──────── EXERCISE MATERIALS ────────

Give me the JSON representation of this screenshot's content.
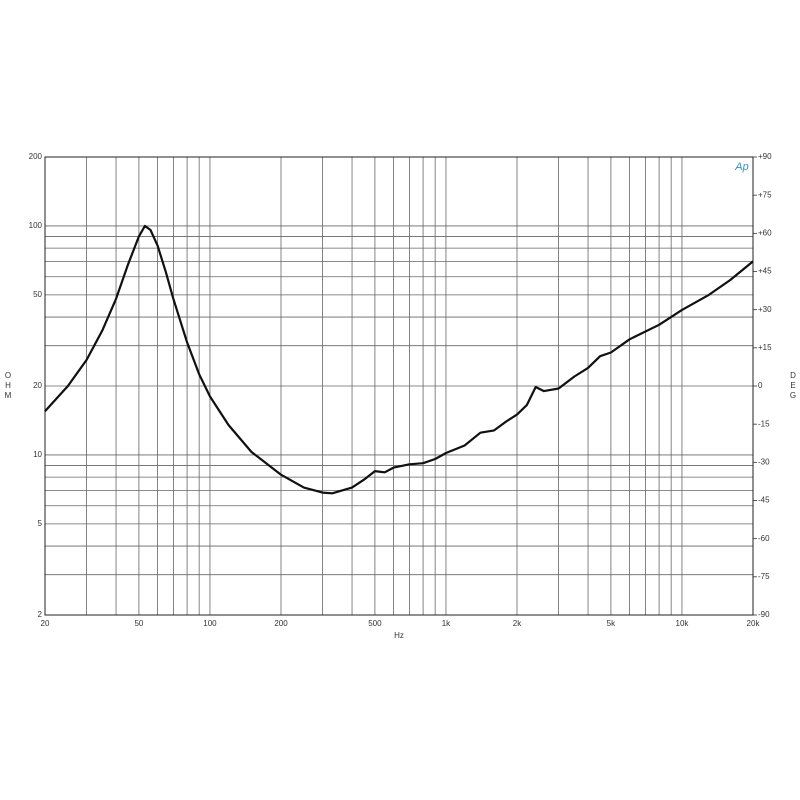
{
  "chart_data": {
    "type": "line",
    "x_label": "Hz",
    "y_label": "OHM",
    "y2_label": "DEG",
    "logo": "Ap",
    "xlog": true,
    "ylog": true,
    "grid": true,
    "xlim": [
      20,
      20000
    ],
    "ylim": [
      2,
      200
    ],
    "y2lim": [
      -90,
      90
    ],
    "xticks": [
      20,
      50,
      100,
      200,
      500,
      {
        "value": 1000,
        "label": "1k"
      },
      {
        "value": 2000,
        "label": "2k"
      },
      {
        "value": 5000,
        "label": "5k"
      },
      {
        "value": 10000,
        "label": "10k"
      },
      {
        "value": 20000,
        "label": "20k"
      }
    ],
    "xminor": [
      30,
      40,
      60,
      70,
      80,
      90,
      300,
      400,
      600,
      700,
      800,
      900,
      3000,
      4000,
      6000,
      7000,
      8000,
      9000
    ],
    "yticks": [
      2,
      5,
      10,
      20,
      50,
      100,
      200
    ],
    "yminor": [
      3,
      4,
      6,
      7,
      8,
      9,
      30,
      40,
      60,
      70,
      80,
      90
    ],
    "y2ticks": [
      {
        "value": 90,
        "label": "+90"
      },
      {
        "value": 75,
        "label": "+75"
      },
      {
        "value": 60,
        "label": "+60"
      },
      {
        "value": 45,
        "label": "+45"
      },
      {
        "value": 30,
        "label": "+30"
      },
      {
        "value": 15,
        "label": "+15"
      },
      0,
      -15,
      -30,
      -45,
      -60,
      -75,
      -90
    ],
    "series": [
      {
        "color": "#111111",
        "x": [
          20,
          25,
          30,
          35,
          40,
          45,
          50,
          53,
          56,
          60,
          65,
          70,
          80,
          90,
          100,
          120,
          150,
          200,
          250,
          300,
          330,
          400,
          450,
          500,
          550,
          600,
          700,
          800,
          900,
          1000,
          1200,
          1400,
          1600,
          1800,
          2000,
          2200,
          2400,
          2600,
          3000,
          3500,
          4000,
          4500,
          5000,
          6000,
          8000,
          10000,
          13000,
          16000,
          20000
        ],
        "values": [
          15.5,
          20,
          26,
          35,
          48,
          68,
          90,
          100,
          96,
          82,
          63,
          48,
          31,
          22.5,
          18,
          13.5,
          10.3,
          8.2,
          7.2,
          6.85,
          6.8,
          7.2,
          7.8,
          8.5,
          8.4,
          8.8,
          9.1,
          9.2,
          9.6,
          10.2,
          11,
          12.5,
          12.8,
          14,
          15,
          16.5,
          19.8,
          19,
          19.5,
          22,
          24,
          27,
          28,
          32,
          37,
          43,
          50,
          58,
          70
        ]
      }
    ]
  }
}
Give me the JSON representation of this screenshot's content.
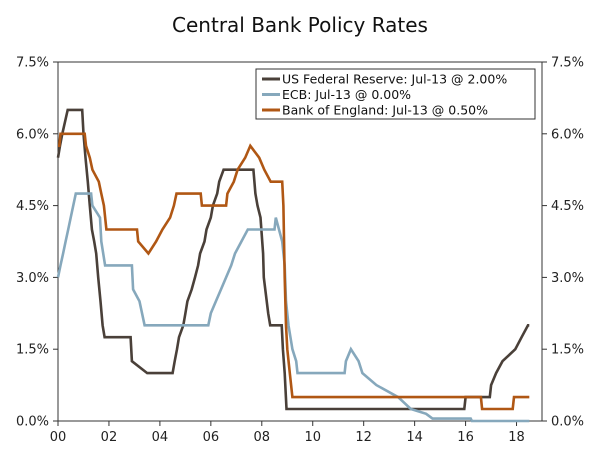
{
  "chart_data": {
    "type": "line",
    "title": "Central Bank Policy Rates",
    "xlabel": "",
    "ylabel": "",
    "xlim": [
      2000,
      2019
    ],
    "ylim": [
      0,
      7.5
    ],
    "x_ticks": [
      {
        "value": 2000,
        "label": "00"
      },
      {
        "value": 2002,
        "label": "02"
      },
      {
        "value": 2004,
        "label": "04"
      },
      {
        "value": 2006,
        "label": "06"
      },
      {
        "value": 2008,
        "label": "08"
      },
      {
        "value": 2010,
        "label": "10"
      },
      {
        "value": 2012,
        "label": "12"
      },
      {
        "value": 2014,
        "label": "14"
      },
      {
        "value": 2016,
        "label": "16"
      },
      {
        "value": 2018,
        "label": "18"
      }
    ],
    "y_ticks": [
      {
        "value": 0,
        "label": "0.0%"
      },
      {
        "value": 1.5,
        "label": "1.5%"
      },
      {
        "value": 3,
        "label": "3.0%"
      },
      {
        "value": 4.5,
        "label": "4.5%"
      },
      {
        "value": 6,
        "label": "6.0%"
      },
      {
        "value": 7.5,
        "label": "7.5%"
      }
    ],
    "grid": false,
    "legend_position": "top-right",
    "series": [
      {
        "name": "US Federal Reserve: Jul-13 @ 2.00%",
        "color": "#4a4039",
        "points": [
          [
            2000.0,
            5.5
          ],
          [
            2000.08,
            5.75
          ],
          [
            2000.17,
            6.0
          ],
          [
            2000.38,
            6.5
          ],
          [
            2000.95,
            6.5
          ],
          [
            2001.0,
            6.0
          ],
          [
            2001.08,
            5.5
          ],
          [
            2001.17,
            5.0
          ],
          [
            2001.25,
            4.5
          ],
          [
            2001.33,
            4.0
          ],
          [
            2001.42,
            3.75
          ],
          [
            2001.5,
            3.5
          ],
          [
            2001.58,
            3.0
          ],
          [
            2001.67,
            2.5
          ],
          [
            2001.75,
            2.0
          ],
          [
            2001.83,
            1.75
          ],
          [
            2002.85,
            1.75
          ],
          [
            2002.9,
            1.25
          ],
          [
            2003.5,
            1.0
          ],
          [
            2004.5,
            1.0
          ],
          [
            2004.58,
            1.25
          ],
          [
            2004.67,
            1.5
          ],
          [
            2004.75,
            1.75
          ],
          [
            2004.92,
            2.0
          ],
          [
            2005.0,
            2.25
          ],
          [
            2005.08,
            2.5
          ],
          [
            2005.25,
            2.75
          ],
          [
            2005.38,
            3.0
          ],
          [
            2005.5,
            3.25
          ],
          [
            2005.58,
            3.5
          ],
          [
            2005.75,
            3.75
          ],
          [
            2005.83,
            4.0
          ],
          [
            2006.0,
            4.25
          ],
          [
            2006.08,
            4.5
          ],
          [
            2006.25,
            4.75
          ],
          [
            2006.33,
            5.0
          ],
          [
            2006.5,
            5.25
          ],
          [
            2007.67,
            5.25
          ],
          [
            2007.75,
            4.75
          ],
          [
            2007.83,
            4.5
          ],
          [
            2007.95,
            4.25
          ],
          [
            2008.05,
            3.5
          ],
          [
            2008.08,
            3.0
          ],
          [
            2008.25,
            2.25
          ],
          [
            2008.33,
            2.0
          ],
          [
            2008.78,
            2.0
          ],
          [
            2008.83,
            1.5
          ],
          [
            2008.9,
            1.0
          ],
          [
            2008.97,
            0.25
          ],
          [
            2015.95,
            0.25
          ],
          [
            2016.0,
            0.5
          ],
          [
            2016.95,
            0.5
          ],
          [
            2017.0,
            0.75
          ],
          [
            2017.2,
            1.0
          ],
          [
            2017.45,
            1.25
          ],
          [
            2017.95,
            1.5
          ],
          [
            2018.2,
            1.75
          ],
          [
            2018.45,
            2.0
          ],
          [
            2018.5,
            2.0
          ]
        ]
      },
      {
        "name": "ECB: Jul-13 @ 0.00%",
        "color": "#86a8bc",
        "points": [
          [
            2000.0,
            3.0
          ],
          [
            2000.1,
            3.25
          ],
          [
            2000.2,
            3.5
          ],
          [
            2000.3,
            3.75
          ],
          [
            2000.4,
            4.0
          ],
          [
            2000.5,
            4.25
          ],
          [
            2000.7,
            4.75
          ],
          [
            2001.3,
            4.75
          ],
          [
            2001.35,
            4.5
          ],
          [
            2001.65,
            4.25
          ],
          [
            2001.7,
            3.75
          ],
          [
            2001.85,
            3.25
          ],
          [
            2002.9,
            3.25
          ],
          [
            2002.95,
            2.75
          ],
          [
            2003.2,
            2.5
          ],
          [
            2003.4,
            2.0
          ],
          [
            2005.9,
            2.0
          ],
          [
            2006.0,
            2.25
          ],
          [
            2006.2,
            2.5
          ],
          [
            2006.4,
            2.75
          ],
          [
            2006.6,
            3.0
          ],
          [
            2006.8,
            3.25
          ],
          [
            2006.95,
            3.5
          ],
          [
            2007.2,
            3.75
          ],
          [
            2007.45,
            4.0
          ],
          [
            2008.5,
            4.0
          ],
          [
            2008.55,
            4.25
          ],
          [
            2008.8,
            3.75
          ],
          [
            2008.9,
            3.25
          ],
          [
            2008.95,
            2.5
          ],
          [
            2009.05,
            2.0
          ],
          [
            2009.2,
            1.5
          ],
          [
            2009.35,
            1.25
          ],
          [
            2009.4,
            1.0
          ],
          [
            2011.25,
            1.0
          ],
          [
            2011.3,
            1.25
          ],
          [
            2011.5,
            1.5
          ],
          [
            2011.8,
            1.25
          ],
          [
            2011.95,
            1.0
          ],
          [
            2012.5,
            0.75
          ],
          [
            2013.35,
            0.5
          ],
          [
            2013.85,
            0.25
          ],
          [
            2014.45,
            0.15
          ],
          [
            2014.7,
            0.05
          ],
          [
            2016.2,
            0.05
          ],
          [
            2016.25,
            0.0
          ],
          [
            2018.5,
            0.0
          ]
        ]
      },
      {
        "name": "Bank of England: Jul-13 @ 0.50%",
        "color": "#b05714",
        "points": [
          [
            2000.0,
            5.75
          ],
          [
            2000.05,
            5.75
          ],
          [
            2000.1,
            6.0
          ],
          [
            2001.05,
            6.0
          ],
          [
            2001.1,
            5.75
          ],
          [
            2001.25,
            5.5
          ],
          [
            2001.35,
            5.25
          ],
          [
            2001.6,
            5.0
          ],
          [
            2001.7,
            4.75
          ],
          [
            2001.8,
            4.5
          ],
          [
            2001.9,
            4.0
          ],
          [
            2003.1,
            4.0
          ],
          [
            2003.15,
            3.75
          ],
          [
            2003.55,
            3.5
          ],
          [
            2003.85,
            3.75
          ],
          [
            2004.1,
            4.0
          ],
          [
            2004.4,
            4.25
          ],
          [
            2004.55,
            4.5
          ],
          [
            2004.65,
            4.75
          ],
          [
            2005.6,
            4.75
          ],
          [
            2005.65,
            4.5
          ],
          [
            2006.6,
            4.5
          ],
          [
            2006.65,
            4.75
          ],
          [
            2006.9,
            5.0
          ],
          [
            2007.05,
            5.25
          ],
          [
            2007.35,
            5.5
          ],
          [
            2007.55,
            5.75
          ],
          [
            2007.9,
            5.5
          ],
          [
            2008.1,
            5.25
          ],
          [
            2008.35,
            5.0
          ],
          [
            2008.8,
            5.0
          ],
          [
            2008.85,
            4.5
          ],
          [
            2008.9,
            3.0
          ],
          [
            2008.95,
            2.0
          ],
          [
            2009.0,
            1.5
          ],
          [
            2009.1,
            1.0
          ],
          [
            2009.2,
            0.5
          ],
          [
            2016.6,
            0.5
          ],
          [
            2016.65,
            0.25
          ],
          [
            2017.85,
            0.25
          ],
          [
            2017.9,
            0.5
          ],
          [
            2018.5,
            0.5
          ]
        ]
      }
    ]
  }
}
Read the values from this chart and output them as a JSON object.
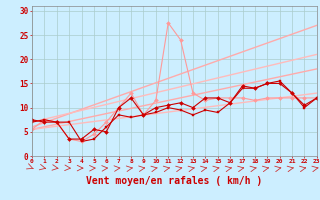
{
  "background_color": "#cceeff",
  "grid_color": "#aacccc",
  "xlabel": "Vent moyen/en rafales ( km/h )",
  "xlabel_color": "#cc0000",
  "xlabel_fontsize": 7,
  "tick_color": "#cc0000",
  "yticks": [
    0,
    5,
    10,
    15,
    20,
    25,
    30
  ],
  "xticks": [
    0,
    1,
    2,
    3,
    4,
    5,
    6,
    7,
    8,
    9,
    10,
    11,
    12,
    13,
    14,
    15,
    16,
    17,
    18,
    19,
    20,
    21,
    22,
    23
  ],
  "xlim": [
    0,
    23
  ],
  "ylim": [
    0,
    31
  ],
  "lines": [
    {
      "x": [
        0,
        23
      ],
      "y": [
        6.0,
        27.0
      ],
      "color": "#ffaaaa",
      "lw": 1.0,
      "marker": null
    },
    {
      "x": [
        0,
        23
      ],
      "y": [
        5.5,
        18.0
      ],
      "color": "#ffaaaa",
      "lw": 1.0,
      "marker": null
    },
    {
      "x": [
        0,
        23
      ],
      "y": [
        7.0,
        21.0
      ],
      "color": "#ffbbbb",
      "lw": 1.0,
      "marker": null
    },
    {
      "x": [
        0,
        23
      ],
      "y": [
        5.5,
        13.0
      ],
      "color": "#ffbbbb",
      "lw": 1.0,
      "marker": null
    },
    {
      "x": [
        0,
        1,
        2,
        3,
        4,
        5,
        6,
        7,
        8,
        9,
        10,
        11,
        12,
        13,
        14,
        15,
        16,
        17,
        18,
        19,
        20,
        21,
        22,
        23
      ],
      "y": [
        5.5,
        7.5,
        7,
        3.5,
        3,
        4.5,
        7,
        10,
        13,
        8.5,
        11.5,
        27.5,
        24,
        13,
        11.5,
        12,
        12,
        12,
        11.5,
        12,
        12,
        12,
        12,
        12
      ],
      "color": "#ff9999",
      "lw": 0.8,
      "marker": "D",
      "ms": 2.0
    },
    {
      "x": [
        0,
        1,
        2,
        3,
        4,
        5,
        6,
        7,
        8,
        9,
        10,
        11,
        12,
        13,
        14,
        15,
        16,
        17,
        18,
        19,
        20,
        21,
        22,
        23
      ],
      "y": [
        7.5,
        7,
        7,
        3.5,
        3.5,
        5.5,
        5,
        10,
        12,
        8.5,
        10,
        10.5,
        11,
        10,
        12,
        12,
        11,
        14.5,
        14,
        15,
        15,
        13,
        10.5,
        12
      ],
      "color": "#cc0000",
      "lw": 0.8,
      "marker": "D",
      "ms": 2.0
    },
    {
      "x": [
        0,
        1,
        2,
        3,
        4,
        5,
        6,
        7,
        8,
        9,
        10,
        11,
        12,
        13,
        14,
        15,
        16,
        17,
        18,
        19,
        20,
        21,
        22,
        23
      ],
      "y": [
        7,
        7.5,
        7,
        7,
        3,
        3.5,
        6,
        8.5,
        8,
        8.5,
        9,
        10,
        9.5,
        8.5,
        9.5,
        9,
        11,
        14,
        14,
        15,
        15.5,
        13,
        10,
        12
      ],
      "color": "#cc0000",
      "lw": 0.8,
      "marker": "s",
      "ms": 2.0
    }
  ],
  "wind_arrows_color": "#cc3333",
  "wind_angles": [
    135,
    120,
    110,
    100,
    90,
    85,
    80,
    75,
    70,
    70,
    65,
    65,
    65,
    65,
    65,
    65,
    65,
    65,
    65,
    65,
    65,
    65,
    65,
    65
  ]
}
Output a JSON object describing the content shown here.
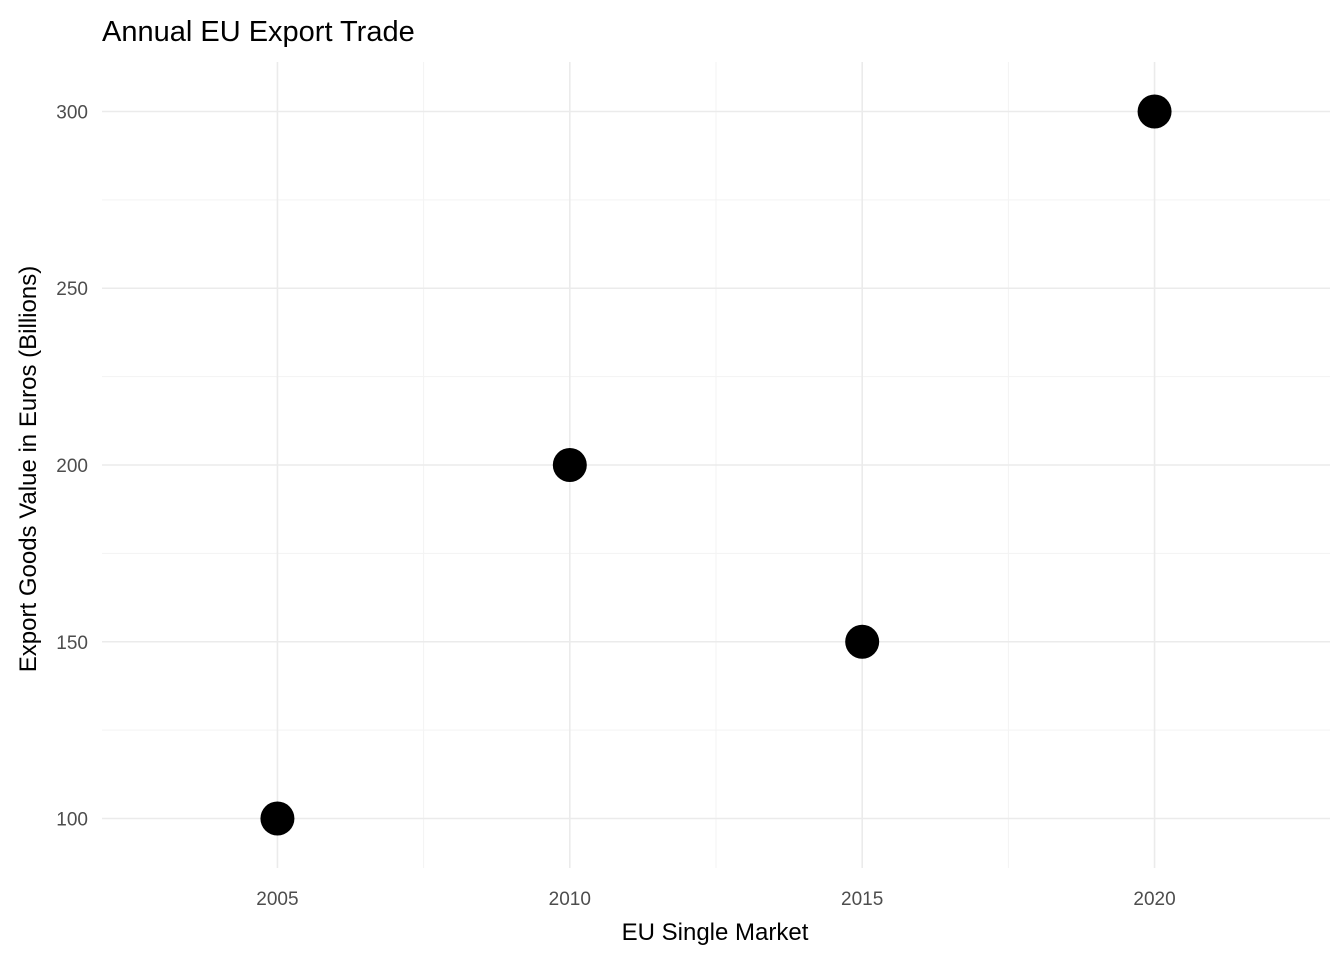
{
  "chart_data": {
    "type": "scatter",
    "title": "Annual EU Export Trade",
    "xlabel": "EU Single Market",
    "ylabel": "Export Goods Value in Euros (Billions)",
    "x": [
      2005,
      2010,
      2015,
      2020
    ],
    "y": [
      100,
      200,
      150,
      300
    ],
    "xlim": [
      2002,
      2023
    ],
    "ylim": [
      86,
      314
    ],
    "x_ticks": [
      2005,
      2010,
      2015,
      2020
    ],
    "y_ticks": [
      100,
      150,
      200,
      250,
      300
    ],
    "x_minor_ticks": [
      2007.5,
      2012.5,
      2017.5
    ],
    "y_minor_ticks": [
      125,
      175,
      225,
      275
    ],
    "grid": true,
    "legend": "none",
    "point_color": "#000000"
  }
}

────────

Gather up every line in the data above that contains the word "values", copying each one.

        "values": [
Read the values from this chart and output them as a JSON object.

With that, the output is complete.